WORK TO DO |
Without the pictures, reproduce the records that follow exactly.

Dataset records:
───

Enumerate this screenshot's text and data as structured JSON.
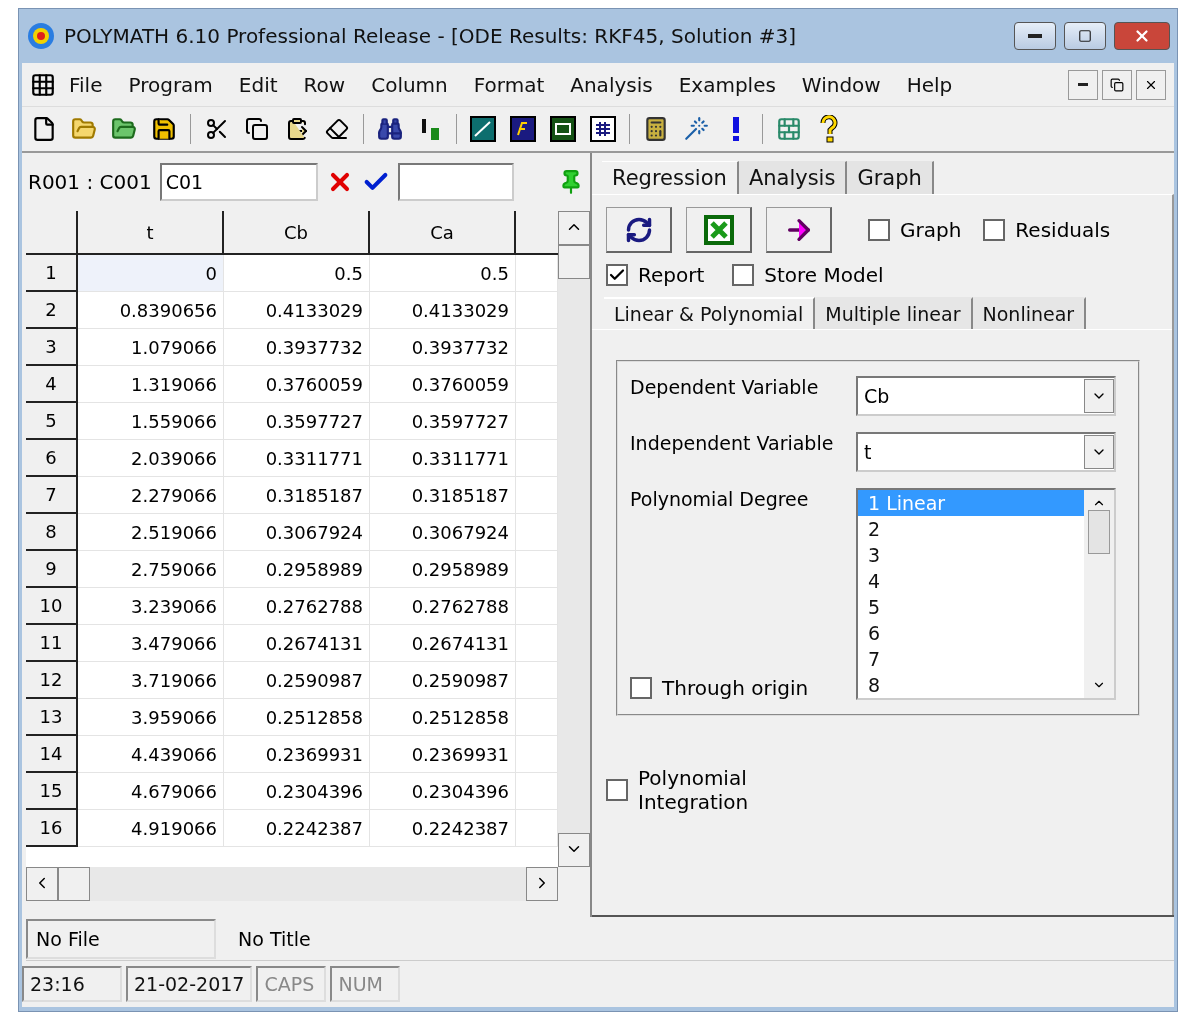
{
  "window": {
    "title": "POLYMATH 6.10 Professional Release - [ODE Results: RKF45, Solution #3]"
  },
  "menu": [
    "File",
    "Program",
    "Edit",
    "Row",
    "Column",
    "Format",
    "Analysis",
    "Examples",
    "Window",
    "Help"
  ],
  "cell_editor": {
    "reference": "R001 : C001",
    "value": "C01"
  },
  "table": {
    "columns": [
      "t",
      "Cb",
      "Ca"
    ],
    "rows": [
      {
        "number": "1",
        "cells": [
          "0",
          "0.5",
          "0.5"
        ],
        "selected": true
      },
      {
        "number": "2",
        "cells": [
          "0.8390656",
          "0.4133029",
          "0.4133029"
        ],
        "selected": false
      },
      {
        "number": "3",
        "cells": [
          "1.079066",
          "0.3937732",
          "0.3937732"
        ],
        "selected": false
      },
      {
        "number": "4",
        "cells": [
          "1.319066",
          "0.3760059",
          "0.3760059"
        ],
        "selected": false
      },
      {
        "number": "5",
        "cells": [
          "1.559066",
          "0.3597727",
          "0.3597727"
        ],
        "selected": false
      },
      {
        "number": "6",
        "cells": [
          "2.039066",
          "0.3311771",
          "0.3311771"
        ],
        "selected": false
      },
      {
        "number": "7",
        "cells": [
          "2.279066",
          "0.3185187",
          "0.3185187"
        ],
        "selected": false
      },
      {
        "number": "8",
        "cells": [
          "2.519066",
          "0.3067924",
          "0.3067924"
        ],
        "selected": false
      },
      {
        "number": "9",
        "cells": [
          "2.759066",
          "0.2958989",
          "0.2958989"
        ],
        "selected": false
      },
      {
        "number": "10",
        "cells": [
          "3.239066",
          "0.2762788",
          "0.2762788"
        ],
        "selected": false
      },
      {
        "number": "11",
        "cells": [
          "3.479066",
          "0.2674131",
          "0.2674131"
        ],
        "selected": false
      },
      {
        "number": "12",
        "cells": [
          "3.719066",
          "0.2590987",
          "0.2590987"
        ],
        "selected": false
      },
      {
        "number": "13",
        "cells": [
          "3.959066",
          "0.2512858",
          "0.2512858"
        ],
        "selected": false
      },
      {
        "number": "14",
        "cells": [
          "4.439066",
          "0.2369931",
          "0.2369931"
        ],
        "selected": false
      },
      {
        "number": "15",
        "cells": [
          "4.679066",
          "0.2304396",
          "0.2304396"
        ],
        "selected": false
      },
      {
        "number": "16",
        "cells": [
          "4.919066",
          "0.2242387",
          "0.2242387"
        ],
        "selected": false
      }
    ]
  },
  "tabs": [
    {
      "label": "Regression",
      "selected": true
    },
    {
      "label": "Analysis",
      "selected": false
    },
    {
      "label": "Graph",
      "selected": false
    }
  ],
  "options_top": [
    {
      "label": "Graph",
      "checked": false
    },
    {
      "label": "Residuals",
      "checked": false
    }
  ],
  "options_mid": [
    {
      "label": "Report",
      "checked": true
    },
    {
      "label": "Store Model",
      "checked": false
    }
  ],
  "subtabs": [
    {
      "label": "Linear & Polynomial",
      "selected": true
    },
    {
      "label": "Multiple linear",
      "selected": false
    },
    {
      "label": "Nonlinear",
      "selected": false
    }
  ],
  "dependent_variable": {
    "label": "Dependent Variable",
    "value": "Cb"
  },
  "independent_variable": {
    "label": "Independent Variable",
    "value": "t"
  },
  "polynomial_degree": {
    "label": "Polynomial Degree",
    "items": [
      {
        "label": "1 Linear",
        "selected": true
      },
      {
        "label": "2",
        "selected": false
      },
      {
        "label": "3",
        "selected": false
      },
      {
        "label": "4",
        "selected": false
      },
      {
        "label": "5",
        "selected": false
      },
      {
        "label": "6",
        "selected": false
      },
      {
        "label": "7",
        "selected": false
      },
      {
        "label": "8",
        "selected": false
      }
    ]
  },
  "through_origin": {
    "label": "Through origin",
    "checked": false
  },
  "polynomial_integration": {
    "label": "Polynomial Integration",
    "checked": false
  },
  "file_bar": [
    "No File",
    "No Title"
  ],
  "status_bar": [
    {
      "text": "23:16",
      "disabled": false
    },
    {
      "text": "21-02-2017",
      "disabled": false
    },
    {
      "text": "CAPS",
      "disabled": true
    },
    {
      "text": "NUM",
      "disabled": true
    }
  ]
}
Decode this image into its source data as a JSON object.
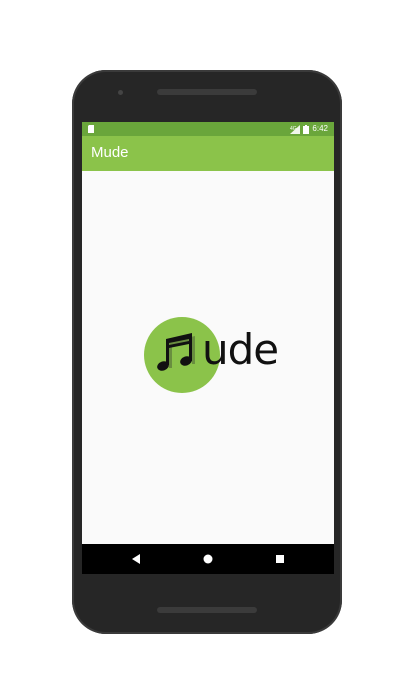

───

ANSWER TO THE TASK |
Enumerate this screenshot's text and data as structured JSON.
{
  "window": {
    "title": "POLYMATH 6.10 Professional Release - [ODE Results: RKF45, Solution #3]"
  },
  "menu": [
    "File",
    "Program",
    "Edit",
    "Row",
    "Column",
    "Format",
    "Analysis",
    "Examples",
    "Window",
    "Help"
  ],
  "cell_editor": {
    "reference": "R001 : C001",
    "value": "C01"
  },
  "table": {
    "columns": [
      "t",
      "Cb",
      "Ca"
    ],
    "rows": [
      {
        "number": "1",
        "cells": [
          "0",
          "0.5",
          "0.5"
        ],
        "selected": true
      },
      {
        "number": "2",
        "cells": [
          "0.8390656",
          "0.4133029",
          "0.4133029"
        ],
        "selected": false
      },
      {
        "number": "3",
        "cells": [
          "1.079066",
          "0.3937732",
          "0.3937732"
        ],
        "selected": false
      },
      {
        "number": "4",
        "cells": [
          "1.319066",
          "0.3760059",
          "0.3760059"
        ],
        "selected": false
      },
      {
        "number": "5",
        "cells": [
          "1.559066",
          "0.3597727",
          "0.3597727"
        ],
        "selected": false
      },
      {
        "number": "6",
        "cells": [
          "2.039066",
          "0.3311771",
          "0.3311771"
        ],
        "selected": false
      },
      {
        "number": "7",
        "cells": [
          "2.279066",
          "0.3185187",
          "0.3185187"
        ],
        "selected": false
      },
      {
        "number": "8",
        "cells": [
          "2.519066",
          "0.3067924",
          "0.3067924"
        ],
        "selected": false
      },
      {
        "number": "9",
        "cells": [
          "2.759066",
          "0.2958989",
          "0.2958989"
        ],
        "selected": false
      },
      {
        "number": "10",
        "cells": [
          "3.239066",
          "0.2762788",
          "0.2762788"
        ],
        "selected": false
      },
      {
        "number": "11",
        "cells": [
          "3.479066",
          "0.2674131",
          "0.2674131"
        ],
        "selected": false
      },
      {
        "number": "12",
        "cells": [
          "3.719066",
          "0.2590987",
          "0.2590987"
        ],
        "selected": false
      },
      {
        "number": "13",
        "cells": [
          "3.959066",
          "0.2512858",
          "0.2512858"
        ],
        "selected": false
      },
      {
        "number": "14",
        "cells": [
          "4.439066",
          "0.2369931",
          "0.2369931"
        ],
        "selected": false
      },
      {
        "number": "15",
        "cells": [
          "4.679066",
          "0.2304396",
          "0.2304396"
        ],
        "selected": false
      },
      {
        "number": "16",
        "cells": [
          "4.919066",
          "0.2242387",
          "0.2242387"
        ],
        "selected": false
      }
    ]
  },
  "tabs": [
    {
      "label": "Regression",
      "selected": true
    },
    {
      "label": "Analysis",
      "selected": false
    },
    {
      "label": "Graph",
      "selected": false
    }
  ],
  "options_top": [
    {
      "label": "Graph",
      "checked": false
    },
    {
      "label": "Residuals",
      "checked": false
    }
  ],
  "options_mid": [
    {
      "label": "Report",
      "checked": true
    },
    {
      "label": "Store Model",
      "checked": false
    }
  ],
  "subtabs": [
    {
      "label": "Linear & Polynomial",
      "selected": true
    },
    {
      "label": "Multiple linear",
      "selected": false
    },
    {
      "label": "Nonlinear",
      "selected": false
    }
  ],
  "dependent_variable": {
    "label": "Dependent Variable",
    "value": "Cb"
  },
  "independent_variable": {
    "label": "Independent Variable",
    "value": "t"
  },
  "polynomial_degree": {
    "label": "Polynomial Degree",
    "items": [
      {
        "label": "1 Linear",
        "selected": true
      },
      {
        "label": "2",
        "selected": false
      },
      {
        "label": "3",
        "selected": false
      },
      {
        "label": "4",
        "selected": false
      },
      {
        "label": "5",
        "selected": false
      },
      {
        "label": "6",
        "selected": false
      },
      {
        "label": "7",
        "selected": false
      },
      {
        "label": "8",
        "selected": false
      }
    ]
  },
  "through_origin": {
    "label": "Through origin",
    "checked": false
  },
  "polynomial_integration": {
    "label": "Polynomial Integration",
    "checked": false
  },
  "file_bar": [
    "No File",
    "No Title"
  ],
  "status_bar": [
    {
      "text": "23:16",
      "disabled": false
    },
    {
      "text": "21-02-2017",
      "disabled": false
    },
    {
      "text": "CAPS",
      "disabled": true
    },
    {
      "text": "NUM",
      "disabled": true
    }
  ]
}
Decode this image into its source data as a JSON object.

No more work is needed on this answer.